• **Problem statement**
From the entries below, copy every line that holds the word "CARRIE".
-- START OF Records supplied --
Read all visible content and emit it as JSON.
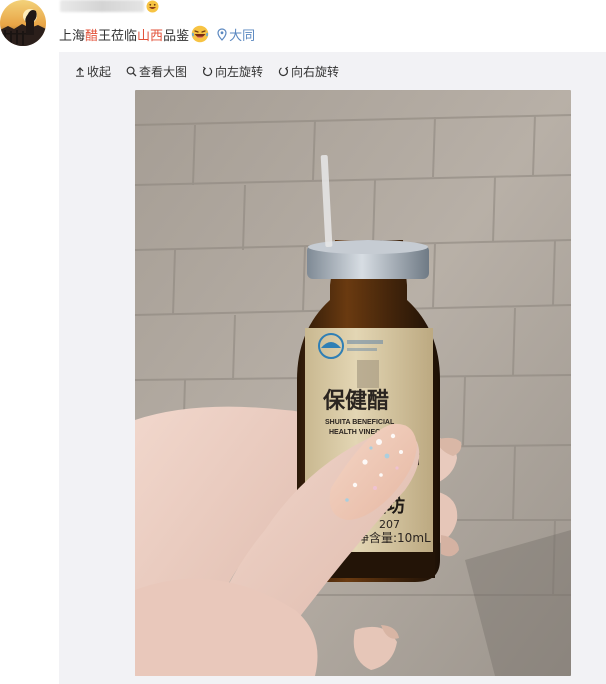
{
  "post": {
    "text_parts": [
      "上海",
      "醋",
      "王莅临",
      "山西",
      "品鉴"
    ],
    "location": "大同"
  },
  "toolbar": {
    "collapse": "收起",
    "view_large": "查看大图",
    "rotate_left": "向左旋转",
    "rotate_right": "向右旋转"
  },
  "photo": {
    "label_main": "保健醋",
    "label_en_1": "SHUITA BENEFICIAL",
    "label_en_2": "HEALTH VINEGAR",
    "label_partial": "酒",
    "label_brand": "醋坊",
    "label_code": "207",
    "label_volume": "净含量:10mL"
  },
  "colors": {
    "accent_red": "#e2523a",
    "location_blue": "#5b88c0",
    "panel_bg": "#f2f2f5"
  }
}
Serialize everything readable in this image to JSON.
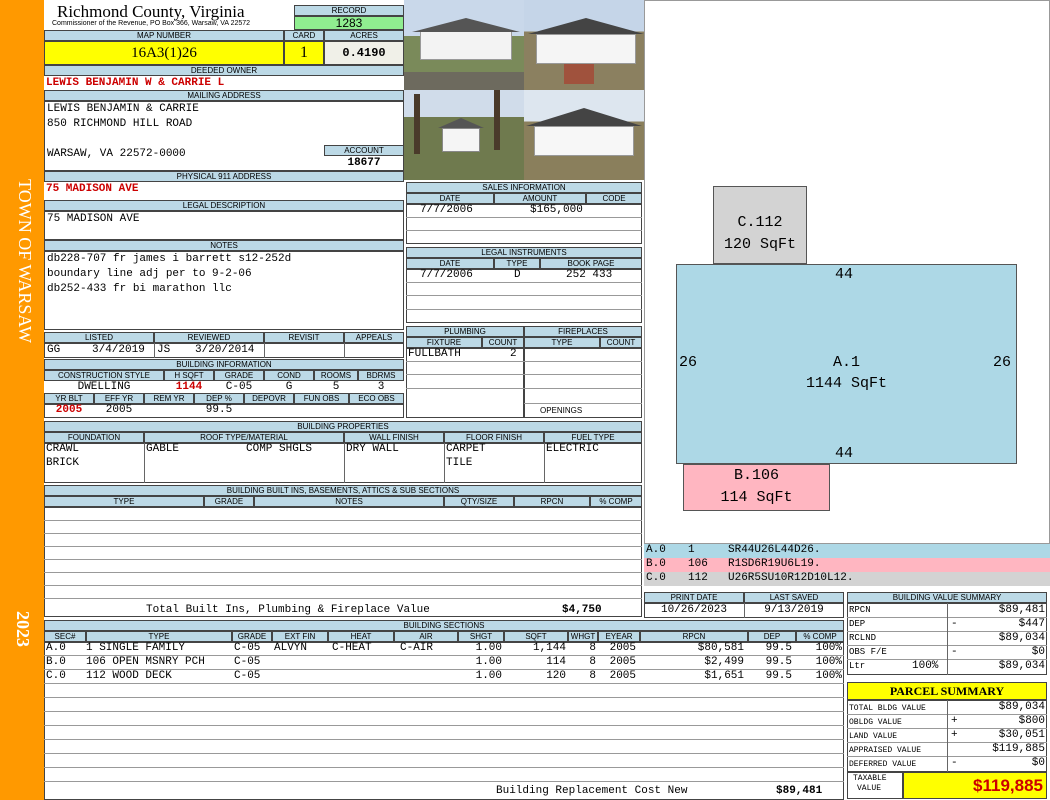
{
  "sidebar": {
    "town": "TOWN OF WARSAW",
    "year": "2023",
    "color": "#ff9900"
  },
  "header": {
    "county": "Richmond County, Virginia",
    "address": "Commissioner of the Revenue, PO Box 366, Warsaw, VA 22572"
  },
  "record": {
    "label": "RECORD",
    "value": "1283"
  },
  "map": {
    "label": "MAP NUMBER",
    "value": "16A3(1)26"
  },
  "card": {
    "label": "CARD",
    "value": "1"
  },
  "acres": {
    "label": "ACRES",
    "value": "0.4190"
  },
  "owner": {
    "label": "DEEDED OWNER",
    "value": "LEWIS BENJAMIN W & CARRIE L"
  },
  "mailing": {
    "label": "MAILING ADDRESS",
    "line1": "LEWIS BENJAMIN & CARRIE",
    "line2": "850 RICHMOND HILL ROAD",
    "line3": "WARSAW, VA 22572-0000"
  },
  "account": {
    "label": "ACCOUNT",
    "value": "18677"
  },
  "physical": {
    "label": "PHYSICAL 911 ADDRESS",
    "value": "75 MADISON AVE"
  },
  "legal": {
    "label": "LEGAL DESCRIPTION",
    "value": "75 MADISON AVE"
  },
  "notes": {
    "label": "NOTES",
    "lines": [
      "db228-707 fr james i barrett s12-252d",
      "boundary line adj per to 9-2-06",
      "db252-433 fr bi marathon llc"
    ]
  },
  "sales": {
    "label": "SALES INFORMATION",
    "cols": [
      "DATE",
      "AMOUNT",
      "CODE"
    ],
    "row": {
      "date": "7/7/2006",
      "amount": "$165,000",
      "code": ""
    }
  },
  "instruments": {
    "label": "LEGAL INSTRUMENTS",
    "cols": [
      "DATE",
      "TYPE",
      "BOOK PAGE"
    ],
    "row": {
      "date": "7/7/2006",
      "type": "D",
      "book": "252 433"
    }
  },
  "listing": {
    "cols": [
      "LISTED",
      "REVIEWED",
      "REVISIT",
      "APPEALS"
    ],
    "listed_by": "GG",
    "listed_date": "3/4/2019",
    "reviewed_by": "JS",
    "reviewed_date": "3/20/2014"
  },
  "plumbing": {
    "label": "PLUMBING",
    "cols": [
      "FIXTURE",
      "COUNT"
    ],
    "fixture": "FULLBATH",
    "count": "2"
  },
  "fireplaces": {
    "label": "FIREPLACES",
    "cols": [
      "TYPE",
      "COUNT"
    ],
    "openings": "OPENINGS"
  },
  "building_info": {
    "label": "BUILDING INFORMATION",
    "cols1": [
      "CONSTRUCTION STYLE",
      "H SQFT",
      "GRADE",
      "COND",
      "ROOMS",
      "BDRMS"
    ],
    "style": "DWELLING",
    "hsqft": "1144",
    "grade": "C-05",
    "cond": "G",
    "rooms": "5",
    "bdrms": "3",
    "cols2": [
      "YR BLT",
      "EFF YR",
      "REM YR",
      "DEP %",
      "DEPOVR",
      "FUN OBS",
      "ECO OBS"
    ],
    "yrblt": "2005",
    "effyr": "2005",
    "dep": "99.5"
  },
  "properties": {
    "label": "BUILDING PROPERTIES",
    "cols": [
      "FOUNDATION",
      "ROOF TYPE/MATERIAL",
      "WALL FINISH",
      "FLOOR FINISH",
      "FUEL TYPE"
    ],
    "foundation1": "CRAWL",
    "foundation2": "BRICK",
    "roof_type": "GABLE",
    "roof_mat": "COMP SHGLS",
    "wall": "DRY WALL",
    "floor1": "CARPET",
    "floor2": "TILE",
    "fuel": "ELECTRIC"
  },
  "builtins": {
    "label": "BUILDING BUILT INS, BASEMENTS, ATTICS & SUB SECTIONS",
    "cols": [
      "TYPE",
      "GRADE",
      "NOTES",
      "QTY/SIZE",
      "RPCN",
      "% COMP"
    ],
    "total_label": "Total Built Ins, Plumbing & Fireplace Value",
    "total_value": "$4,750"
  },
  "print": {
    "print_label": "PRINT DATE",
    "print_date": "10/26/2023",
    "saved_label": "LAST SAVED",
    "saved_date": "9/13/2019"
  },
  "sections": {
    "label": "BUILDING SECTIONS",
    "cols": [
      "SEC#",
      "TYPE",
      "GRADE",
      "EXT FIN",
      "HEAT",
      "AIR",
      "SHGT",
      "SQFT",
      "WHGT",
      "EYEAR",
      "RPCN",
      "DEP",
      "% COMP"
    ],
    "rows": [
      {
        "sec": "A.0",
        "type": "1 SINGLE FAMILY",
        "grade": "C-05",
        "ext": "ALVYN",
        "heat": "C-HEAT",
        "air": "C-AIR",
        "shgt": "1.00",
        "sqft": "1,144",
        "whgt": "8",
        "eyear": "2005",
        "rpcn": "$80,581",
        "dep": "99.5",
        "comp": "100%"
      },
      {
        "sec": "B.0",
        "type": "106 OPEN MSNRY PCH",
        "grade": "C-05",
        "ext": "",
        "heat": "",
        "air": "",
        "shgt": "1.00",
        "sqft": "114",
        "whgt": "8",
        "eyear": "2005",
        "rpcn": "$2,499",
        "dep": "99.5",
        "comp": "100%"
      },
      {
        "sec": "C.0",
        "type": "112 WOOD DECK",
        "grade": "C-05",
        "ext": "",
        "heat": "",
        "air": "",
        "shgt": "1.00",
        "sqft": "120",
        "whgt": "8",
        "eyear": "2005",
        "rpcn": "$1,651",
        "dep": "99.5",
        "comp": "100%"
      }
    ],
    "replacement_label": "Building Replacement Cost New",
    "replacement_value": "$89,481"
  },
  "sketch": {
    "c_label": "C.112",
    "c_area": "120 SqFt",
    "a_label": "A.1",
    "a_area": "1144 SqFt",
    "b_label": "B.106",
    "b_area": "114 SqFt",
    "dim_top": "44",
    "dim_bottom": "44",
    "dim_left": "26",
    "dim_right": "26",
    "colors": {
      "a": "#add8e6",
      "b": "#ffb6c1",
      "c": "#d3d3d3"
    }
  },
  "legend": [
    {
      "sec": "A.0",
      "code": "1",
      "path": "SR44U26L44D26.",
      "color": "#add8e6"
    },
    {
      "sec": "B.0",
      "code": "106",
      "path": "R1SD6R19U6L19.",
      "color": "#ffb6c1"
    },
    {
      "sec": "C.0",
      "code": "112",
      "path": "U26R5SU10R12D10L12.",
      "color": "#d3d3d3"
    }
  ],
  "value_summary": {
    "label": "BUILDING VALUE SUMMARY",
    "rpcn_label": "RPCN",
    "rpcn": "$89,481",
    "dep_label": "DEP",
    "dep_sign": "-",
    "dep": "$447",
    "rclnd_label": "RCLND",
    "rclnd": "$89,034",
    "obs_label": "OBS F/E",
    "obs_sign": "-",
    "obs": "$0",
    "ltr_label": "Ltr",
    "ltr_pct": "100%",
    "ltr": "$89,034"
  },
  "parcel": {
    "label": "PARCEL SUMMARY",
    "total_bldg_label": "TOTAL BLDG VALUE",
    "total_bldg": "$89,034",
    "obldg_label": "OBLDG VALUE",
    "obldg_sign": "+",
    "obldg": "$800",
    "land_label": "LAND VALUE",
    "land_sign": "+",
    "land": "$30,051",
    "appraised_label": "APPRAISED VALUE",
    "appraised": "$119,885",
    "deferred_label": "DEFERRED VALUE",
    "deferred_sign": "-",
    "deferred": "$0",
    "taxable_label1": "TAXABLE",
    "taxable_label2": "VALUE",
    "taxable": "$119,885"
  }
}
-- END OF Records supplied --
• **Solution**
    "value": "LEWIS BENJAMIN W & CARRIE L"
    "line1": "LEWIS BENJAMIN & CARRIE",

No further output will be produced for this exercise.